* SOURCE DATA:
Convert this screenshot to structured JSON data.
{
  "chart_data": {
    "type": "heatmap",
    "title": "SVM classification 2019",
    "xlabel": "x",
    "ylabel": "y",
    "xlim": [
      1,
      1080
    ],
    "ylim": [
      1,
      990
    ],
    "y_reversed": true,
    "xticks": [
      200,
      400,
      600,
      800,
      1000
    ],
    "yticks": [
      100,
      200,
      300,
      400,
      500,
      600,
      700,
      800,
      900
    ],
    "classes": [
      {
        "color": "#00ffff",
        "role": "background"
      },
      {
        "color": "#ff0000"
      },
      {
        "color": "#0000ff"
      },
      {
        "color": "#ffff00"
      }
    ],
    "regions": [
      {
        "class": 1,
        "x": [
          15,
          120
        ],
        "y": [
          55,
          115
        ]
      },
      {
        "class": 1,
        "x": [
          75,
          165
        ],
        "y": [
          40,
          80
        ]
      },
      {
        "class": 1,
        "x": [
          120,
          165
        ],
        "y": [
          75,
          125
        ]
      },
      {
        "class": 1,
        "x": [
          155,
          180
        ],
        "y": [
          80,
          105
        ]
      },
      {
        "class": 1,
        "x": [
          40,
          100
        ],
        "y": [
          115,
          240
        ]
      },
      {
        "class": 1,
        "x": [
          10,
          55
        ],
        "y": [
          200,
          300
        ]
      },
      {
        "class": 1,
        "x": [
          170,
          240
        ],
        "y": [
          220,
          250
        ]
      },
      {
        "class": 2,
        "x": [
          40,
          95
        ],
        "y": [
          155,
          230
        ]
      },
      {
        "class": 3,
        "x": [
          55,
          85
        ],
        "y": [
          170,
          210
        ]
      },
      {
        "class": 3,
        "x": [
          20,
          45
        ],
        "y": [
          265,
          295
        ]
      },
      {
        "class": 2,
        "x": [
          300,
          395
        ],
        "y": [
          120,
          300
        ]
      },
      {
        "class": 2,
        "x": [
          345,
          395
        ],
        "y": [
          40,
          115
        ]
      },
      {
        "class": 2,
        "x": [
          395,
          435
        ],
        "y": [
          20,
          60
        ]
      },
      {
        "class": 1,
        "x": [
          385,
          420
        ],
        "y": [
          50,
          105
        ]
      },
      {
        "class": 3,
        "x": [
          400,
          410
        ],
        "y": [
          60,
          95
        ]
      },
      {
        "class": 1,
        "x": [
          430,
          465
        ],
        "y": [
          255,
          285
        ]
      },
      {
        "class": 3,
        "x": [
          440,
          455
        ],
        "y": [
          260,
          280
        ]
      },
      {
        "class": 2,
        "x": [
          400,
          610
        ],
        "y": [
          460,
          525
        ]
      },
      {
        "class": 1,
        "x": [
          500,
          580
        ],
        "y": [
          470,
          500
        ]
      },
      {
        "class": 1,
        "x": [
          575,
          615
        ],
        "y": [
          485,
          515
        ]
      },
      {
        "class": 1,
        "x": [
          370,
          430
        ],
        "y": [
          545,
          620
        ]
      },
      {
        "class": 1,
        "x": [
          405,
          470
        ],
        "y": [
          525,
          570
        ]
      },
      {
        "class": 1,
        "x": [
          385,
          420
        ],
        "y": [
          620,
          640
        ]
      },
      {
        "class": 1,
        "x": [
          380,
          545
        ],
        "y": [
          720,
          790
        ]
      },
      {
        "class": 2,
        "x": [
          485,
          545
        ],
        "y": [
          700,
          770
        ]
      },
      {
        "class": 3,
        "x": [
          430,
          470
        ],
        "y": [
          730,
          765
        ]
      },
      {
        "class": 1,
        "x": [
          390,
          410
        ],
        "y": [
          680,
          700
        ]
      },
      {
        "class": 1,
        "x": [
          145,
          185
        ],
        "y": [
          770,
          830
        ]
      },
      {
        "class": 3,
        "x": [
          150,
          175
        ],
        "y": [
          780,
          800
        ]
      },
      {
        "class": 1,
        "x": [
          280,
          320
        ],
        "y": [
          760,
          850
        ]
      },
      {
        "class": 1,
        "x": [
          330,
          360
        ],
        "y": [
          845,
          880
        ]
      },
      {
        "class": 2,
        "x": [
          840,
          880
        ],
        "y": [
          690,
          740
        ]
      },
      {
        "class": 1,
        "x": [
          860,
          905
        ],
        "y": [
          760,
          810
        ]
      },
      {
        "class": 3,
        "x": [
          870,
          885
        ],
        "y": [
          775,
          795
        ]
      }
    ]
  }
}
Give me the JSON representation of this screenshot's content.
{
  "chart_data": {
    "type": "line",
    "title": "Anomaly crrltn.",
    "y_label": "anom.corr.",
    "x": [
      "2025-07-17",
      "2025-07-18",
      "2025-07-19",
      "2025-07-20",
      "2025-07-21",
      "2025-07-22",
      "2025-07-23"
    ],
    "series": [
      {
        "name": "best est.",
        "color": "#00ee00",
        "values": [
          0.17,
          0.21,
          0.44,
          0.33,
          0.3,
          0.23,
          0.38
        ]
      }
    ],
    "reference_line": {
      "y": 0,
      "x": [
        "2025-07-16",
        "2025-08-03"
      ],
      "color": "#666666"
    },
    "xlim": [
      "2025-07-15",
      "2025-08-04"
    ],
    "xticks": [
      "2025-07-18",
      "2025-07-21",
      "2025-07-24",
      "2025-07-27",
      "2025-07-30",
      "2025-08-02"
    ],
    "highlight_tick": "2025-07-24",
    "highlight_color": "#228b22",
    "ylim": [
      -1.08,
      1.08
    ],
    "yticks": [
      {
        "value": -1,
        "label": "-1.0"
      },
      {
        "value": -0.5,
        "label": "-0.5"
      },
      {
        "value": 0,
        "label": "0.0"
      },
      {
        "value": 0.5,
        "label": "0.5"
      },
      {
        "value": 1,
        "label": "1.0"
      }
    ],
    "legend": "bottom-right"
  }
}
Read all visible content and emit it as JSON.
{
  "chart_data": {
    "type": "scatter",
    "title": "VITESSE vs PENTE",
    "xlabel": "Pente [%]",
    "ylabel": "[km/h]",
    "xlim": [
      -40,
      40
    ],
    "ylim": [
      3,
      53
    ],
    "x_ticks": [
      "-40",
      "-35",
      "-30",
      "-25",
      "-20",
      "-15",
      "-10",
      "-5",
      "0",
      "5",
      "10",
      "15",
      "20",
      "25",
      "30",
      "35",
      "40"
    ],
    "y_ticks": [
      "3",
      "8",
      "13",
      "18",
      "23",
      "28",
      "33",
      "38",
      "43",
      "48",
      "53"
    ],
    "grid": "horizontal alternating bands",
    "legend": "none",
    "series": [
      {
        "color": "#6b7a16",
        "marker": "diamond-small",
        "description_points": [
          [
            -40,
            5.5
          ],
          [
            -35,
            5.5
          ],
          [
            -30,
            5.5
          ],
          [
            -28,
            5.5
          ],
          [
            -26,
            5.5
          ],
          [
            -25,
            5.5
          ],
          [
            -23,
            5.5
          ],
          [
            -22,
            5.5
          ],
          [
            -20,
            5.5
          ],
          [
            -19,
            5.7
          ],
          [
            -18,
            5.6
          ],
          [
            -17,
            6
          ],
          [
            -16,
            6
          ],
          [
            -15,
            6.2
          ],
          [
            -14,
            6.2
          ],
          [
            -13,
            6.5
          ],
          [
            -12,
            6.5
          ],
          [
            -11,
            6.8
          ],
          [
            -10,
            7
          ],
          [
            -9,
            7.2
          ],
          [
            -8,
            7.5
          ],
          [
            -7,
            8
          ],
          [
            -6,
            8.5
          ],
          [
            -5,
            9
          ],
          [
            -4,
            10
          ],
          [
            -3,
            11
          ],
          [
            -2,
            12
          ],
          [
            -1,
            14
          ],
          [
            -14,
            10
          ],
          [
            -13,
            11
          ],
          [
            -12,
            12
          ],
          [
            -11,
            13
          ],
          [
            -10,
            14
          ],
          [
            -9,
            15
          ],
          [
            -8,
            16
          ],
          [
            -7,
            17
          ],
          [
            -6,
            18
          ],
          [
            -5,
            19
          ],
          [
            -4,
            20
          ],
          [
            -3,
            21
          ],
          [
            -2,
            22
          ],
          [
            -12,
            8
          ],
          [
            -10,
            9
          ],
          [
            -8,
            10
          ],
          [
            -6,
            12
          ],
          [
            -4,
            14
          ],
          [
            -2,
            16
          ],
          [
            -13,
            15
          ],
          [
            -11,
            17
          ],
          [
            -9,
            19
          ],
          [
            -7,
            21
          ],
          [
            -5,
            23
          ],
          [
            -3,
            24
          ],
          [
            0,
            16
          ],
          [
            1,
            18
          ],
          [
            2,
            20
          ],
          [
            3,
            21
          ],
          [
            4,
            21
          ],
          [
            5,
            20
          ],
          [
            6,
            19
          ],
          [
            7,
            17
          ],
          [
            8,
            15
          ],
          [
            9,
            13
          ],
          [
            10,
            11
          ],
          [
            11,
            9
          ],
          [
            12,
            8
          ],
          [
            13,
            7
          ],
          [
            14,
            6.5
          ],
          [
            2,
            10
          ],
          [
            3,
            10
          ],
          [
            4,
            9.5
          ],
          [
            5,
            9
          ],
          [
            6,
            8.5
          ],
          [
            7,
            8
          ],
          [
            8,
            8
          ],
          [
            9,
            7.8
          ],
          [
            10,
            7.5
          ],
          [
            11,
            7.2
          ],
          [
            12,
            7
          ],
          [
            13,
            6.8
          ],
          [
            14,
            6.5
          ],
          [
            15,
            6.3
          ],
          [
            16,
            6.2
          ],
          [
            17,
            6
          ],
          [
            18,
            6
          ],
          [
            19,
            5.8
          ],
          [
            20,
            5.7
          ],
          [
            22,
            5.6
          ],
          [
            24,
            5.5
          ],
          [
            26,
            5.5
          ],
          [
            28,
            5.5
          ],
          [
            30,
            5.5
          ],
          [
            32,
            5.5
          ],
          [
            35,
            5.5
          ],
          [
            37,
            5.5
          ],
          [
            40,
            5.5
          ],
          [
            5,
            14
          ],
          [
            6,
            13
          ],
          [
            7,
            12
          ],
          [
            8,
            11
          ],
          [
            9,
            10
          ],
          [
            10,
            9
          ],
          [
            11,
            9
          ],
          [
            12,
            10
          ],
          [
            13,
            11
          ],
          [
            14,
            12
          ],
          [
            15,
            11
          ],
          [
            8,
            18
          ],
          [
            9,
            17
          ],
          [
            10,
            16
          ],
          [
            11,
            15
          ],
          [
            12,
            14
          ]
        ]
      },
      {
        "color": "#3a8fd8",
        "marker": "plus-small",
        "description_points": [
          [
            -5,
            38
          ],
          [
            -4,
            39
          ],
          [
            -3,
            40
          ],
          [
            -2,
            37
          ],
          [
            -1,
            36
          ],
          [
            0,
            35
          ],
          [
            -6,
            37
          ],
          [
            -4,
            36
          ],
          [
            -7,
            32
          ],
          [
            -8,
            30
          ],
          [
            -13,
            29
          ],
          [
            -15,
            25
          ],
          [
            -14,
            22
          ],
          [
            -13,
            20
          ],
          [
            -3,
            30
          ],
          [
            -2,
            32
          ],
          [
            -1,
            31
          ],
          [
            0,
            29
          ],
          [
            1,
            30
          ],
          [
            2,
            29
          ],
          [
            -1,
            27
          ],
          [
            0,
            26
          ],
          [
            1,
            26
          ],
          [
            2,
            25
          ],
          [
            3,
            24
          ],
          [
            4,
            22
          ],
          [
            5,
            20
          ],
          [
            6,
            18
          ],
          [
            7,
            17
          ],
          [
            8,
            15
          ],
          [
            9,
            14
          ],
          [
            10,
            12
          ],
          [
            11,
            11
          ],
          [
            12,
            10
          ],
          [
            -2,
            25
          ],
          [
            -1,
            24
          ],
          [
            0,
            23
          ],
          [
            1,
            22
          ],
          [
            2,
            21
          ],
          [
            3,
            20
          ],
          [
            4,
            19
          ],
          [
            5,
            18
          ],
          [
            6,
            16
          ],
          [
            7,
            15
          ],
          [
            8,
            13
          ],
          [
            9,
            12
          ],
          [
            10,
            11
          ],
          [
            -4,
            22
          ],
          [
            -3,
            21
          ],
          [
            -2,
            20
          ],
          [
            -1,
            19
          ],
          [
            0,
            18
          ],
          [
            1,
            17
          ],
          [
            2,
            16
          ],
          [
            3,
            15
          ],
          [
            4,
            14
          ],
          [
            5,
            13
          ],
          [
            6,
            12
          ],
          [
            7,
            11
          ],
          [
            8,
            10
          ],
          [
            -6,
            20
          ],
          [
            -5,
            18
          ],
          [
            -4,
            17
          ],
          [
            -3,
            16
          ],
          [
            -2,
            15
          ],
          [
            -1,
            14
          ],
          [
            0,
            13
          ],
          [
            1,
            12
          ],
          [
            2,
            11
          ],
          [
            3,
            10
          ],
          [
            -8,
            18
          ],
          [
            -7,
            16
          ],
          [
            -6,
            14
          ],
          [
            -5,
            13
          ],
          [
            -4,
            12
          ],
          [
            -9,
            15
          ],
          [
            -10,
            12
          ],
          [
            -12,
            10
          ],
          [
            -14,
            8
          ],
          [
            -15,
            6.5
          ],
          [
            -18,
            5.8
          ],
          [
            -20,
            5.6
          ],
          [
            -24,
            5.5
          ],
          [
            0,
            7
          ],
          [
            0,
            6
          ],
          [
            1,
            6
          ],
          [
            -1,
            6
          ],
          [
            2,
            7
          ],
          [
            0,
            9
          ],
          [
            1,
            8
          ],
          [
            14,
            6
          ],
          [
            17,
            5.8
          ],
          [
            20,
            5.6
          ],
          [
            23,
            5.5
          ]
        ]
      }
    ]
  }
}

* WRITTEN EXERCISE: Copy out all lines that carry the word "this".

* FULL ANSWER:
Convert this screenshot to structured JSON data.
Give me the JSON representation of this screenshot's content.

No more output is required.